_RECORDED DATA_

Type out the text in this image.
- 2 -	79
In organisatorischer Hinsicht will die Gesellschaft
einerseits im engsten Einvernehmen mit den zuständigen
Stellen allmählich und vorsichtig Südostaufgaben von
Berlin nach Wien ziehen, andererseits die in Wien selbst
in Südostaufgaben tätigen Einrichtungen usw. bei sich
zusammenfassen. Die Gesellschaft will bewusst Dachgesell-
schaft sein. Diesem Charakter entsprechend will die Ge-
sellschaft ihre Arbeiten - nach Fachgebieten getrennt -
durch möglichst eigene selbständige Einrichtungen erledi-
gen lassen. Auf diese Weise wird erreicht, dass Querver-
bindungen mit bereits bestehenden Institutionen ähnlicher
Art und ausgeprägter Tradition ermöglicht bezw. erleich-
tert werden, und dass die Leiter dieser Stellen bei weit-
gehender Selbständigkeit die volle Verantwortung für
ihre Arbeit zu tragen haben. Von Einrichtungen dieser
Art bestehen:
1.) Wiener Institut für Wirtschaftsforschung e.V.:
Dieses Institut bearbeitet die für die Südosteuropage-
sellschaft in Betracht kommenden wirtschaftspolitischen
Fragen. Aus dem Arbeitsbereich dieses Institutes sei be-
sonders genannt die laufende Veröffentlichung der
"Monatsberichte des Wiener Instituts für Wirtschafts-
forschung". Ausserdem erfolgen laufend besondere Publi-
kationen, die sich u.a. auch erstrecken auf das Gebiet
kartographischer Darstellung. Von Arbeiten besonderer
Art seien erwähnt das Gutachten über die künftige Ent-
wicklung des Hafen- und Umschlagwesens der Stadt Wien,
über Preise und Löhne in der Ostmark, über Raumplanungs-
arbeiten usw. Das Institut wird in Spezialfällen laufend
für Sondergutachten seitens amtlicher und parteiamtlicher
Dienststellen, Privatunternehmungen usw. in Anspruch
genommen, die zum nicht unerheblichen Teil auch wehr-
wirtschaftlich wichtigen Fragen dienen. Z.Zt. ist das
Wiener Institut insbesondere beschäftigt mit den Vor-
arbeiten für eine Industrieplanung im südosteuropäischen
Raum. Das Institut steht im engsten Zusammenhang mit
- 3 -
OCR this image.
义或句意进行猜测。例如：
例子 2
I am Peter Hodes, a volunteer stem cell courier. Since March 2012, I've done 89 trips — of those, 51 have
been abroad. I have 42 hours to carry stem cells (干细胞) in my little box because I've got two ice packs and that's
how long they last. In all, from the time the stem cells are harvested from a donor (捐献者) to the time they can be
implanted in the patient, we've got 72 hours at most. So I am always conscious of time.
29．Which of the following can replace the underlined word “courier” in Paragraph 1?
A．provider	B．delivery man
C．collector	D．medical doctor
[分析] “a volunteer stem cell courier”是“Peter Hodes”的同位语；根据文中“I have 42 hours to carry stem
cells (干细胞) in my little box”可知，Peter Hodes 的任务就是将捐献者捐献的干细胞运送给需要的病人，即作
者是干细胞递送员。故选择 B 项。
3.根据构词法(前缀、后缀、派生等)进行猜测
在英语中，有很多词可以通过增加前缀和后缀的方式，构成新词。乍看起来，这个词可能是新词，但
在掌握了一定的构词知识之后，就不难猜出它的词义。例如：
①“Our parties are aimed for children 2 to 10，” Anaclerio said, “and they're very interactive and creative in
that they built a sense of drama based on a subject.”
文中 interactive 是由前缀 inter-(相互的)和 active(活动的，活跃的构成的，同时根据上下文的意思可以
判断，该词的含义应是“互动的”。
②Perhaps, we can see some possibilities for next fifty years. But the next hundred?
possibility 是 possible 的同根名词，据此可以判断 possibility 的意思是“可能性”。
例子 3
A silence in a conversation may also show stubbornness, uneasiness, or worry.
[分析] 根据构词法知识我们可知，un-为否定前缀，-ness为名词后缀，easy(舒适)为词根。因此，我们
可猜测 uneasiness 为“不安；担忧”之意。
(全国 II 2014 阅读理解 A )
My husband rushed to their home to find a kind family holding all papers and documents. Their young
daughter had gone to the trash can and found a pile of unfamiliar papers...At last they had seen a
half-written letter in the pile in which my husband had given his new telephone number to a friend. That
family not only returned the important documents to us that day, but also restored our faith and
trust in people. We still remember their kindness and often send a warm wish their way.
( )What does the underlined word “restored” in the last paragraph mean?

_WHAT NEEDS TO BE DONE_
Would you restate each line of the material above word for word?

_YOUR RESPONSE_
Type out the text in this image.
- 2 -	79
In organisatorischer Hinsicht will die Gesellschaft
einerseits im engsten Einvernehmen mit den zuständigen
Stellen allmählich und vorsichtig Südostaufgaben von
Berlin nach Wien ziehen, andererseits die in Wien selbst
in Südostaufgaben tätigen Einrichtungen usw. bei sich
zusammenfassen. Die Gesellschaft will bewusst Dachgesell-
schaft sein. Diesem Charakter entsprechend will die Ge-
sellschaft ihre Arbeiten - nach Fachgebieten getrennt -
durch möglichst eigene selbständige Einrichtungen erledi-
gen lassen. Auf diese Weise wird erreicht, dass Querver-
bindungen mit bereits bestehenden Institutionen ähnlicher
Art und ausgeprägter Tradition ermöglicht bezw. erleich-
tert werden, und dass die Leiter dieser Stellen bei weit-
gehender Selbständigkeit die volle Verantwortung für
ihre Arbeit zu tragen haben. Von Einrichtungen dieser
Art bestehen:
1.) Wiener Institut für Wirtschaftsforschung e.V.:
Dieses Institut bearbeitet die für die Südosteuropage-
sellschaft in Betracht kommenden wirtschaftspolitischen
Fragen. Aus dem Arbeitsbereich dieses Institutes sei be-
sonders genannt die laufende Veröffentlichung der
"Monatsberichte des Wiener Instituts für Wirtschafts-
forschung". Ausserdem erfolgen laufend besondere Publi-
kationen, die sich u.a. auch erstrecken auf das Gebiet
kartographischer Darstellung. Von Arbeiten besonderer
Art seien erwähnt das Gutachten über die künftige Ent-
wicklung des Hafen- und Umschlagwesens der Stadt Wien,
über Preise und Löhne in der Ostmark, über Raumplanungs-
arbeiten usw. Das Institut wird in Spezialfällen laufend
für Sondergutachten seitens amtlicher und parteiamtlicher
Dienststellen, Privatunternehmungen usw. in Anspruch
genommen, die zum nicht unerheblichen Teil auch wehr-
wirtschaftlich wichtigen Fragen dienen. Z.Zt. ist das
Wiener Institut insbesondere beschäftigt mit den Vor-
arbeiten für eine Industrieplanung im südosteuropäischen
Raum. Das Institut steht im engsten Zusammenhang mit
- 3 -
OCR this image.
义或句意进行猜测。例如：
例子 2
I am Peter Hodes, a volunteer stem cell courier. Since March 2012, I've done 89 trips — of those, 51 have
been abroad. I have 42 hours to carry stem cells (干细胞) in my little box because I've got two ice packs and that's
how long they last. In all, from the time the stem cells are harvested from a donor (捐献者) to the time they can be
implanted in the patient, we've got 72 hours at most. So I am always conscious of time.
29．Which of the following can replace the underlined word “courier” in Paragraph 1?
A．provider	B．delivery man
C．collector	D．medical doctor
[分析] “a volunteer stem cell courier”是“Peter Hodes”的同位语；根据文中“I have 42 hours to carry stem
cells (干细胞) in my little box”可知，Peter Hodes 的任务就是将捐献者捐献的干细胞运送给需要的病人，即作
者是干细胞递送员。故选择 B 项。
3.根据构词法(前缀、后缀、派生等)进行猜测
在英语中，有很多词可以通过增加前缀和后缀的方式，构成新词。乍看起来，这个词可能是新词，但
在掌握了一定的构词知识之后，就不难猜出它的词义。例如：
①“Our parties are aimed for children 2 to 10，” Anaclerio said, “and they're very interactive and creative in
that they built a sense of drama based on a subject.”
文中 interactive 是由前缀 inter-(相互的)和 active(活动的，活跃的构成的，同时根据上下文的意思可以
判断，该词的含义应是“互动的”。
②Perhaps, we can see some possibilities for next fifty years. But the next hundred?
possibility 是 possible 的同根名词，据此可以判断 possibility 的意思是“可能性”。
例子 3
A silence in a conversation may also show stubbornness, uneasiness, or worry.
[分析] 根据构词法知识我们可知，un-为否定前缀，-ness为名词后缀，easy(舒适)为词根。因此，我们
可猜测 uneasiness 为“不安；担忧”之意。
(全国 II 2014 阅读理解 A )
My husband rushed to their home to find a kind family holding all papers and documents. Their young
daughter had gone to the trash can and found a pile of unfamiliar papers...At last they had seen a
half-written letter in the pile in which my husband had given his new telephone number to a friend. That
family not only returned the important documents to us that day, but also restored our faith and
trust in people. We still remember their kindness and often send a warm wish their way.
( )What does the underlined word “restored” in the last paragraph mean?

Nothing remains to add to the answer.